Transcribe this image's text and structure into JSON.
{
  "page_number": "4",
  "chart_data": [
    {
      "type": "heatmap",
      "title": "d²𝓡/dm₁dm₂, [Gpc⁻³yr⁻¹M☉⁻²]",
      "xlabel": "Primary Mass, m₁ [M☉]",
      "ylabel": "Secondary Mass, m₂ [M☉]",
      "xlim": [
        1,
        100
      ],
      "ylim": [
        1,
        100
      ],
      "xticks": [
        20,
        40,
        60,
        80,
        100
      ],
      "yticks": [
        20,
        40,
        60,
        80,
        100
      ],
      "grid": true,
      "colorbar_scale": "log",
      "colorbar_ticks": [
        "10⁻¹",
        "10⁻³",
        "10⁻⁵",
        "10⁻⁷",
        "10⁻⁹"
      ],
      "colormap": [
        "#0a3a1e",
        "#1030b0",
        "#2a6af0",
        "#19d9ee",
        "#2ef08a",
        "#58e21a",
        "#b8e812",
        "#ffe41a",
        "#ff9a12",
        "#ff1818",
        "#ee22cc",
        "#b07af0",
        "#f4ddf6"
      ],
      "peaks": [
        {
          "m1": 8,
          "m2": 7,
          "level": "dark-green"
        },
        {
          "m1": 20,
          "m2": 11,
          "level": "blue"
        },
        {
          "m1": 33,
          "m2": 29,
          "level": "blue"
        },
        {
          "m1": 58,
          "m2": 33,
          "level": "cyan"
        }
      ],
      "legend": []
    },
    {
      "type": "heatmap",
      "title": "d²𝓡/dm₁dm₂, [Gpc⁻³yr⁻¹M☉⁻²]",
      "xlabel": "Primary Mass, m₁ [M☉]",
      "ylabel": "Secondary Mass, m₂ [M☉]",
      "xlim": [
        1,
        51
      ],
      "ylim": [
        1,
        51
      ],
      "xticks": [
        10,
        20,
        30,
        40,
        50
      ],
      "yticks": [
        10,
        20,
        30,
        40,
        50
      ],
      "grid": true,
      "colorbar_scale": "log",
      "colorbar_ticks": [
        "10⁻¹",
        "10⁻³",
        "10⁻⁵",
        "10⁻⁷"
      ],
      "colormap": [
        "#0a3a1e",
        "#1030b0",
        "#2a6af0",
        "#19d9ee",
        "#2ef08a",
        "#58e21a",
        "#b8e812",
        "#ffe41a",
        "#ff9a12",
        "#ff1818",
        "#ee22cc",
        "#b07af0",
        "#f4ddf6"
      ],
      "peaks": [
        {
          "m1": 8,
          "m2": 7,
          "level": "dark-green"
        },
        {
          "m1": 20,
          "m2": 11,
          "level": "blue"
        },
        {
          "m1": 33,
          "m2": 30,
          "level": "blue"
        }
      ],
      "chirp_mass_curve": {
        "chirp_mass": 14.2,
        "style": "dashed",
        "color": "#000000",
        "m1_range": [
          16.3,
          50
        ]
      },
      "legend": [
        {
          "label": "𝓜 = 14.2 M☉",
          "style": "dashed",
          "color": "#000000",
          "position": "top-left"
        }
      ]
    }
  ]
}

####

* [WORK INSTRUCTIONS]
All of the entries should be written out again exactly.

* [EXPECTED ANSWER]
Transcribe this image's text and structure into JSON.
{
  "page_number": "4",
  "chart_data": [
    {
      "type": "heatmap",
      "title": "d²𝓡/dm₁dm₂, [Gpc⁻³yr⁻¹M☉⁻²]",
      "xlabel": "Primary Mass, m₁ [M☉]",
      "ylabel": "Secondary Mass, m₂ [M☉]",
      "xlim": [
        1,
        100
      ],
      "ylim": [
        1,
        100
      ],
      "xticks": [
        20,
        40,
        60,
        80,
        100
      ],
      "yticks": [
        20,
        40,
        60,
        80,
        100
      ],
      "grid": true,
      "colorbar_scale": "log",
      "colorbar_ticks": [
        "10⁻¹",
        "10⁻³",
        "10⁻⁵",
        "10⁻⁷",
        "10⁻⁹"
      ],
      "colormap": [
        "#0a3a1e",
        "#1030b0",
        "#2a6af0",
        "#19d9ee",
        "#2ef08a",
        "#58e21a",
        "#b8e812",
        "#ffe41a",
        "#ff9a12",
        "#ff1818",
        "#ee22cc",
        "#b07af0",
        "#f4ddf6"
      ],
      "peaks": [
        {
          "m1": 8,
          "m2": 7,
          "level": "dark-green"
        },
        {
          "m1": 20,
          "m2": 11,
          "level": "blue"
        },
        {
          "m1": 33,
          "m2": 29,
          "level": "blue"
        },
        {
          "m1": 58,
          "m2": 33,
          "level": "cyan"
        }
      ],
      "legend": []
    },
    {
      "type": "heatmap",
      "title": "d²𝓡/dm₁dm₂, [Gpc⁻³yr⁻¹M☉⁻²]",
      "xlabel": "Primary Mass, m₁ [M☉]",
      "ylabel": "Secondary Mass, m₂ [M☉]",
      "xlim": [
        1,
        51
      ],
      "ylim": [
        1,
        51
      ],
      "xticks": [
        10,
        20,
        30,
        40,
        50
      ],
      "yticks": [
        10,
        20,
        30,
        40,
        50
      ],
      "grid": true,
      "colorbar_scale": "log",
      "colorbar_ticks": [
        "10⁻¹",
        "10⁻³",
        "10⁻⁵",
        "10⁻⁷"
      ],
      "colormap": [
        "#0a3a1e",
        "#1030b0",
        "#2a6af0",
        "#19d9ee",
        "#2ef08a",
        "#58e21a",
        "#b8e812",
        "#ffe41a",
        "#ff9a12",
        "#ff1818",
        "#ee22cc",
        "#b07af0",
        "#f4ddf6"
      ],
      "peaks": [
        {
          "m1": 8,
          "m2": 7,
          "level": "dark-green"
        },
        {
          "m1": 20,
          "m2": 11,
          "level": "blue"
        },
        {
          "m1": 33,
          "m2": 30,
          "level": "blue"
        }
      ],
      "chirp_mass_curve": {
        "chirp_mass": 14.2,
        "style": "dashed",
        "color": "#000000",
        "m1_range": [
          16.3,
          50
        ]
      },
      "legend": [
        {
          "label": "𝓜 = 14.2 M☉",
          "style": "dashed",
          "color": "#000000",
          "position": "top-left"
        }
      ]
    }
  ]
}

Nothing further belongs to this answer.